Instruction: State the number of lines that contain the word "this", and add nothing else.

Data section:
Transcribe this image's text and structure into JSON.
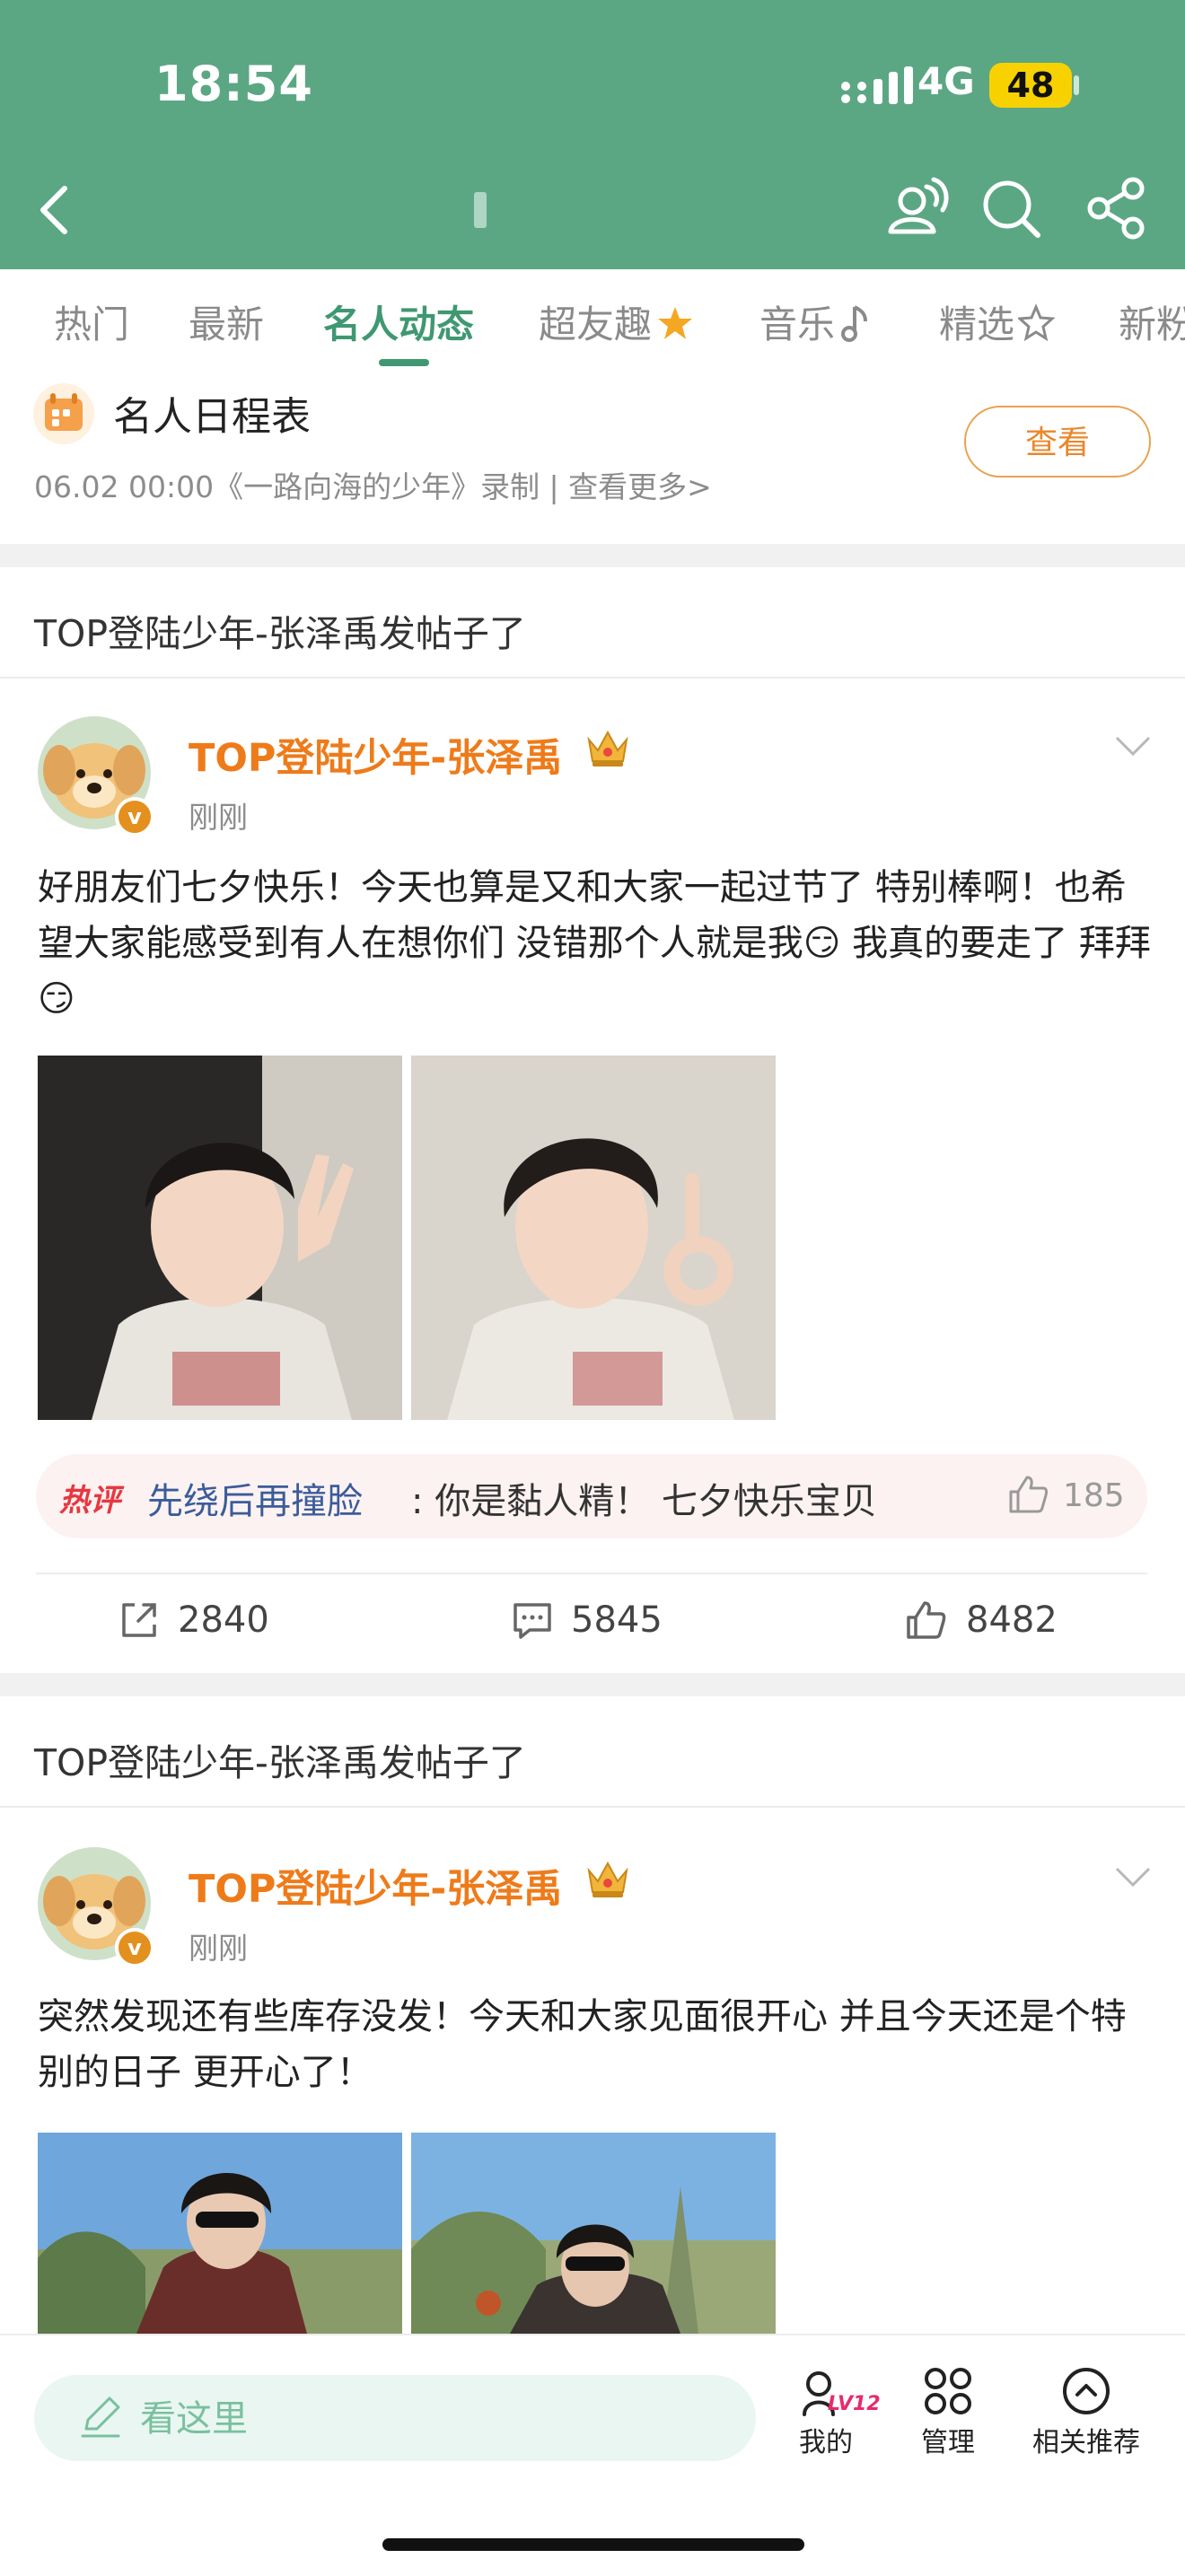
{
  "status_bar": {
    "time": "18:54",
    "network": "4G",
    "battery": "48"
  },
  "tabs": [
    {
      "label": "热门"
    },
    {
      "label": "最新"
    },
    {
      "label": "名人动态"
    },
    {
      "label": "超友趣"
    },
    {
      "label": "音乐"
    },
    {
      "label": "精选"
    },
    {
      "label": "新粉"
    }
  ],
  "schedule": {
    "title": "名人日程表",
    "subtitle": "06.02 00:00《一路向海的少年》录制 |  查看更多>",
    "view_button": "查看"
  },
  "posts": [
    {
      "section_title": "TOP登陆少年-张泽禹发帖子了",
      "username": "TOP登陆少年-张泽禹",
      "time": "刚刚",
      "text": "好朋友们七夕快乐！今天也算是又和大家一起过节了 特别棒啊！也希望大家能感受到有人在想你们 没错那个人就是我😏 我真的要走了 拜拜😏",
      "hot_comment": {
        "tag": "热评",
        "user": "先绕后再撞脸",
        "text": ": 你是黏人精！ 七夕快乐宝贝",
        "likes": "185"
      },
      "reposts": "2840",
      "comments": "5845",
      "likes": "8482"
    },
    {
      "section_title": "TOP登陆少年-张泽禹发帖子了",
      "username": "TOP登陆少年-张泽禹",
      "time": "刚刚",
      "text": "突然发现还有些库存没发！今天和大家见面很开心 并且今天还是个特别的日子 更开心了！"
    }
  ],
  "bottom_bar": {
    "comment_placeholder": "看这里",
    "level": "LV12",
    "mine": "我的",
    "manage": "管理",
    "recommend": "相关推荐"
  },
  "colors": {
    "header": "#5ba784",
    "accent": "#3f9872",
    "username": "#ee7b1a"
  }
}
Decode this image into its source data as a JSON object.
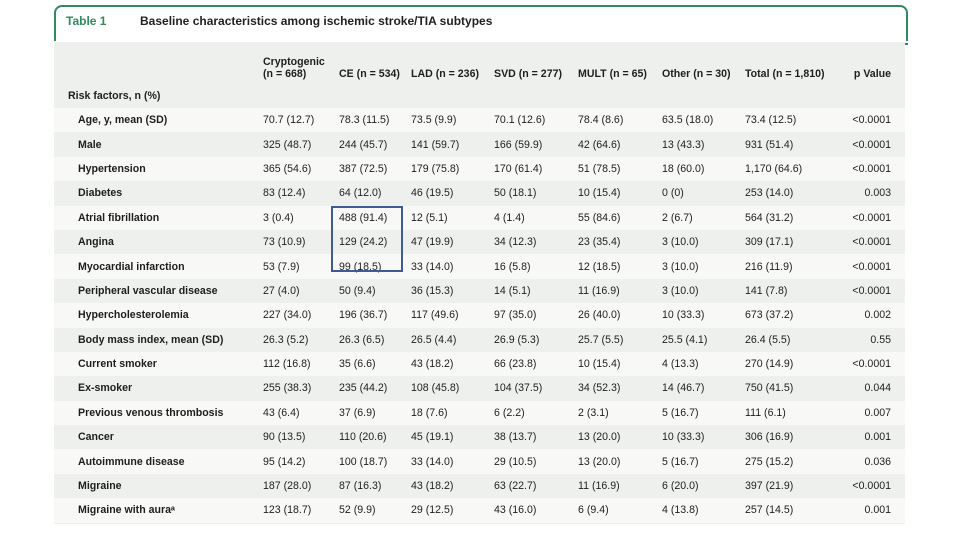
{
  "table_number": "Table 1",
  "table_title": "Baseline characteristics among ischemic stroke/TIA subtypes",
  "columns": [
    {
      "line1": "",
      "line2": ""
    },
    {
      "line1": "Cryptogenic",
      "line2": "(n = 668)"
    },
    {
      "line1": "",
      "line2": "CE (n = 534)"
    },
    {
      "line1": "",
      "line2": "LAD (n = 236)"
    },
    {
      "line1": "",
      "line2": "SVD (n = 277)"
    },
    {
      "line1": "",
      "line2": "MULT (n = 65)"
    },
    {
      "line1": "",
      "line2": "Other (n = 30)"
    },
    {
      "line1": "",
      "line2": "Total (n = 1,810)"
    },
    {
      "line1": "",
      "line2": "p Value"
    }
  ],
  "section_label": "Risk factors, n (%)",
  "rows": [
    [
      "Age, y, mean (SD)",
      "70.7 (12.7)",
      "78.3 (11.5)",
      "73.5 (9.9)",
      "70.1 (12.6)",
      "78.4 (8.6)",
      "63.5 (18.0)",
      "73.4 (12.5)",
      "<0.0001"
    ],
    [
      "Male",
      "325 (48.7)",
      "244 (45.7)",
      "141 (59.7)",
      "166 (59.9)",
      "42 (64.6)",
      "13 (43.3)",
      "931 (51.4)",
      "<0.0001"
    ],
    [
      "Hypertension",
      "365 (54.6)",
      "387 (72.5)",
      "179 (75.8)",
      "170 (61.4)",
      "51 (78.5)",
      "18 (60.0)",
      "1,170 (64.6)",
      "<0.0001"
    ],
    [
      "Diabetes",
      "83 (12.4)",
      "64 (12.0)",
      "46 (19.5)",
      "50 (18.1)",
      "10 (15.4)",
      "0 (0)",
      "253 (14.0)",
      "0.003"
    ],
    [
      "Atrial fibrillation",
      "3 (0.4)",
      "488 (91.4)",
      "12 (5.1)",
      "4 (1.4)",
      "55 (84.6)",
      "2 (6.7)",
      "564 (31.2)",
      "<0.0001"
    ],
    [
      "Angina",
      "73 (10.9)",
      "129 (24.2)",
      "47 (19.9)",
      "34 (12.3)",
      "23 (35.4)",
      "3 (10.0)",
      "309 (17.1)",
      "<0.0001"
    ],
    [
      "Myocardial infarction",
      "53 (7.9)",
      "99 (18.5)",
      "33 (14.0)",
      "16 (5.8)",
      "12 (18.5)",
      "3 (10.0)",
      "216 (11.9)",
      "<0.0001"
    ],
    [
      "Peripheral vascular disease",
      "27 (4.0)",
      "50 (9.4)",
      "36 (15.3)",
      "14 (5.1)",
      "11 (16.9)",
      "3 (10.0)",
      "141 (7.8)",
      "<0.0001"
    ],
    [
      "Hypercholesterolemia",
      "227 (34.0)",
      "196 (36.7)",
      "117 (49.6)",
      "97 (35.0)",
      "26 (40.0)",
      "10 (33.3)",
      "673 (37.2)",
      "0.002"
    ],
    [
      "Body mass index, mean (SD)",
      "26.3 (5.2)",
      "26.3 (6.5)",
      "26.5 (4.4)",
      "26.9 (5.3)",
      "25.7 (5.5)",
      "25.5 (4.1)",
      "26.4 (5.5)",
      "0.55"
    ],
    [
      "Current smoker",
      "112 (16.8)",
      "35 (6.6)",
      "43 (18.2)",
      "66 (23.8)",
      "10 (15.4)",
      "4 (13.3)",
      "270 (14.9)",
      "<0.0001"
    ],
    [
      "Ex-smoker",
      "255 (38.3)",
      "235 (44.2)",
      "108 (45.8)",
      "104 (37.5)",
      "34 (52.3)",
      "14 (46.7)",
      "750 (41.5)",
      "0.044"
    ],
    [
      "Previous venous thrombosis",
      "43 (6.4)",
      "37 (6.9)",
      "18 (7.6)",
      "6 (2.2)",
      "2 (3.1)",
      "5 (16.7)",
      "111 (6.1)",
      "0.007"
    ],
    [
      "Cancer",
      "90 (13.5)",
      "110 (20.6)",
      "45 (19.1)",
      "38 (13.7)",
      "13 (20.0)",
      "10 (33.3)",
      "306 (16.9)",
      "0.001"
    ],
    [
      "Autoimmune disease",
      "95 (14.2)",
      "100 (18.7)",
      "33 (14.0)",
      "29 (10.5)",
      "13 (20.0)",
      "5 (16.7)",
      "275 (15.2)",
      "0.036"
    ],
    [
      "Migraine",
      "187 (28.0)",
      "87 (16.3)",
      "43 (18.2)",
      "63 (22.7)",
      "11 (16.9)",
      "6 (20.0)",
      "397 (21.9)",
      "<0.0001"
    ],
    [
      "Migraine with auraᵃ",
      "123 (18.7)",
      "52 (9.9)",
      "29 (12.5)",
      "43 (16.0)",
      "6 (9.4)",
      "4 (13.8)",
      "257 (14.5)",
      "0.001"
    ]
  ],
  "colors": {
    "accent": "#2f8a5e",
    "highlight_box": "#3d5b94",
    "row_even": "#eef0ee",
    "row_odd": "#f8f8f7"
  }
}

The completed task: 2